Skip to main content

Create from Python data

Use ze.Dataset(name, data=[...]) when your rows already exist in memory.
import zeroeval as ze

ze.init()

dataset = ze.Dataset(
    "capital-cities",
    data=[
        {"row_id": "fr", "question": "Capital of France?", "answer": "Paris"},
        {"row_id": "de", "question": "Capital of Germany?", "answer": "Berlin"},
    ],
    description="Simple geography dataset",
)
Add a stable row_id field whenever possible. It makes resume behavior and row-level tracking much more reliable.

Create from CSV

You can initialize directly from a CSV path. The dataset name defaults to the CSV filename stem.
import zeroeval as ze

ze.init()

dataset = ze.Dataset("/path/to/questions.csv")
print(dataset.name)  # e.g. "questions"
print(len(dataset))

Modify rows before running evals

The Dataset object supports in-memory row operations.
# Add rows
dataset.add_rows(
    [{"row_id": "es", "question": "Capital of Spain?", "answer": "Madrid"}]
)

# Update one row by index
dataset.update_row(
    0,
    {"question": "Capital city of France?", "answer": "Paris"},
)

════

To-do list -
1. List every row_id value that appears in the code of the dataset documentation.
2. In the dataset documentation, what does the dataset name default to when a dataset is created from a CSV path?
3. Continue the dataset documentation from the point where it stops.

Data segment -

════

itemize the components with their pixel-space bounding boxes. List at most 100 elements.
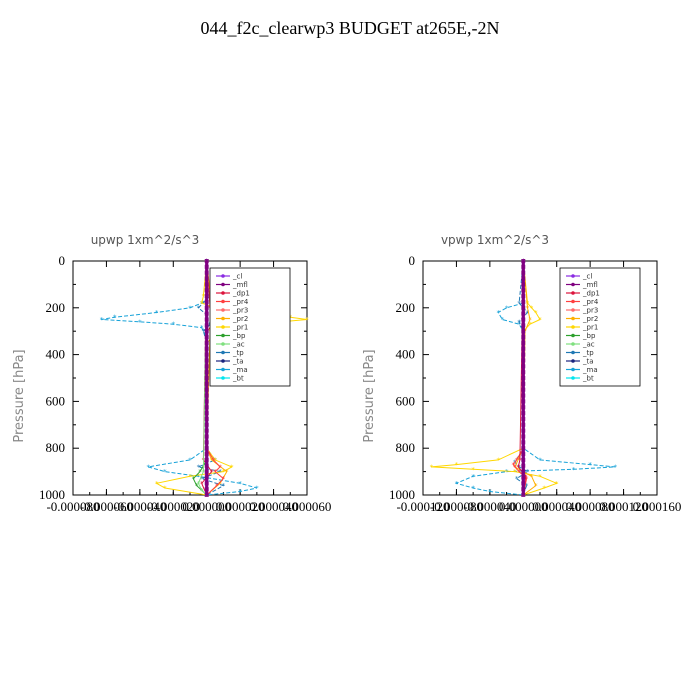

════

Response list -
1. fr, de, es

2. The CSV filename stem.

3.
# Delete a row by index
dataset.delete_row(1)
Row updates by index can change row ordering and row content. Keep this in mind if your downstream logic assumes fixed order.

Push to ZeroEval

Push persists the dataset to the backend and refreshes local rows with backend metadata (including row IDs when available).
dataset.push()
print(dataset.version_id, dataset.version_number)
Use create_new_version=True if you explicitly want a new version on push:
dataset.push(create_new_version=True)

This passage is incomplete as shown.